WHAT TO DO: Repeat each line of the material below exactly as it appears, minus any pictures.

Entries taken from a collection:
_ _ _ _ _

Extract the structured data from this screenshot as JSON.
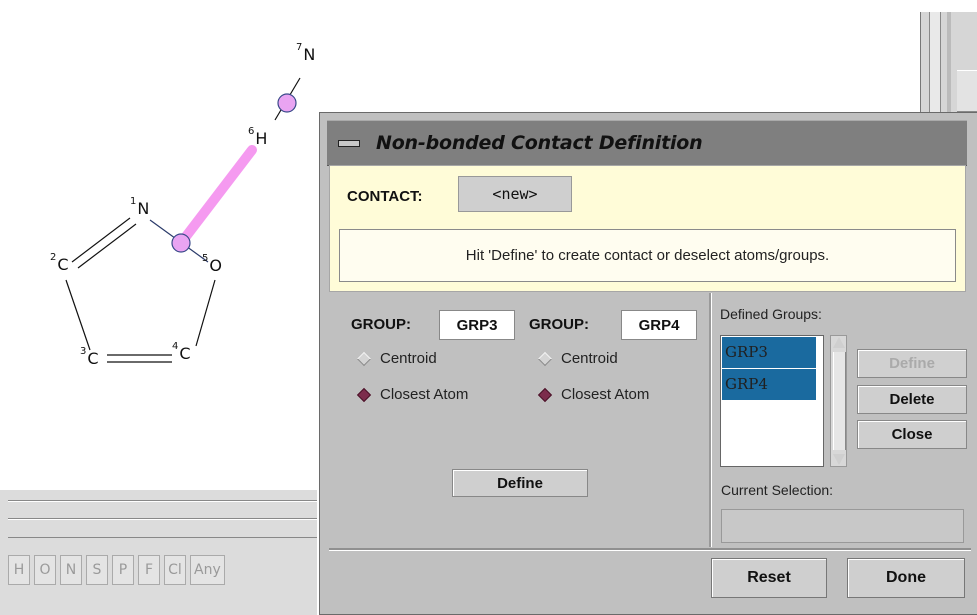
{
  "molecule": {
    "atoms": [
      {
        "num": "1",
        "sym": "N"
      },
      {
        "num": "2",
        "sym": "C"
      },
      {
        "num": "3",
        "sym": "C"
      },
      {
        "num": "4",
        "sym": "C"
      },
      {
        "num": "5",
        "sym": "O"
      },
      {
        "num": "6",
        "sym": "H"
      },
      {
        "num": "7",
        "sym": "N"
      }
    ],
    "highlight_color": "#f59af0",
    "node_color": "#e9a4f2"
  },
  "atom_toolbar": [
    "H",
    "O",
    "N",
    "S",
    "P",
    "F",
    "Cl",
    "Any"
  ],
  "dialog": {
    "title": "Non-bonded Contact Definition",
    "contact_label": "CONTACT:",
    "contact_value": "<new>",
    "message": "Hit 'Define' to create contact or deselect atoms/groups.",
    "group1": {
      "label": "GROUP:",
      "value": "GRP3",
      "options": [
        "Centroid",
        "Closest Atom"
      ],
      "selected": "Closest Atom"
    },
    "group2": {
      "label": "GROUP:",
      "value": "GRP4",
      "options": [
        "Centroid",
        "Closest Atom"
      ],
      "selected": "Closest Atom"
    },
    "define_button": "Define",
    "defined_groups_label": "Defined Groups:",
    "defined_groups": [
      "GRP3",
      "GRP4"
    ],
    "side_buttons": {
      "define": "Define",
      "delete": "Delete",
      "close": "Close"
    },
    "current_selection_label": "Current Selection:",
    "current_selection_value": "",
    "reset_button": "Reset",
    "done_button": "Done"
  },
  "colors": {
    "panel_bg": "#c0c0c0",
    "title_bg": "#7f7f7f",
    "info_bg": "#fffcd8",
    "selected_item": "#1a6a9f"
  }
}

_ _ _ _ _

EXERCISE SOLUTION:
Extract the structured data from this screenshot as JSON.
{
  "molecule": {
    "atoms": [
      {
        "num": "1",
        "sym": "N"
      },
      {
        "num": "2",
        "sym": "C"
      },
      {
        "num": "3",
        "sym": "C"
      },
      {
        "num": "4",
        "sym": "C"
      },
      {
        "num": "5",
        "sym": "O"
      },
      {
        "num": "6",
        "sym": "H"
      },
      {
        "num": "7",
        "sym": "N"
      }
    ],
    "highlight_color": "#f59af0",
    "node_color": "#e9a4f2"
  },
  "atom_toolbar": [
    "H",
    "O",
    "N",
    "S",
    "P",
    "F",
    "Cl",
    "Any"
  ],
  "dialog": {
    "title": "Non-bonded Contact Definition",
    "contact_label": "CONTACT:",
    "contact_value": "<new>",
    "message": "Hit 'Define' to create contact or deselect atoms/groups.",
    "group1": {
      "label": "GROUP:",
      "value": "GRP3",
      "options": [
        "Centroid",
        "Closest Atom"
      ],
      "selected": "Closest Atom"
    },
    "group2": {
      "label": "GROUP:",
      "value": "GRP4",
      "options": [
        "Centroid",
        "Closest Atom"
      ],
      "selected": "Closest Atom"
    },
    "define_button": "Define",
    "defined_groups_label": "Defined Groups:",
    "defined_groups": [
      "GRP3",
      "GRP4"
    ],
    "side_buttons": {
      "define": "Define",
      "delete": "Delete",
      "close": "Close"
    },
    "current_selection_label": "Current Selection:",
    "current_selection_value": "",
    "reset_button": "Reset",
    "done_button": "Done"
  },
  "colors": {
    "panel_bg": "#c0c0c0",
    "title_bg": "#7f7f7f",
    "info_bg": "#fffcd8",
    "selected_item": "#1a6a9f"
  }
}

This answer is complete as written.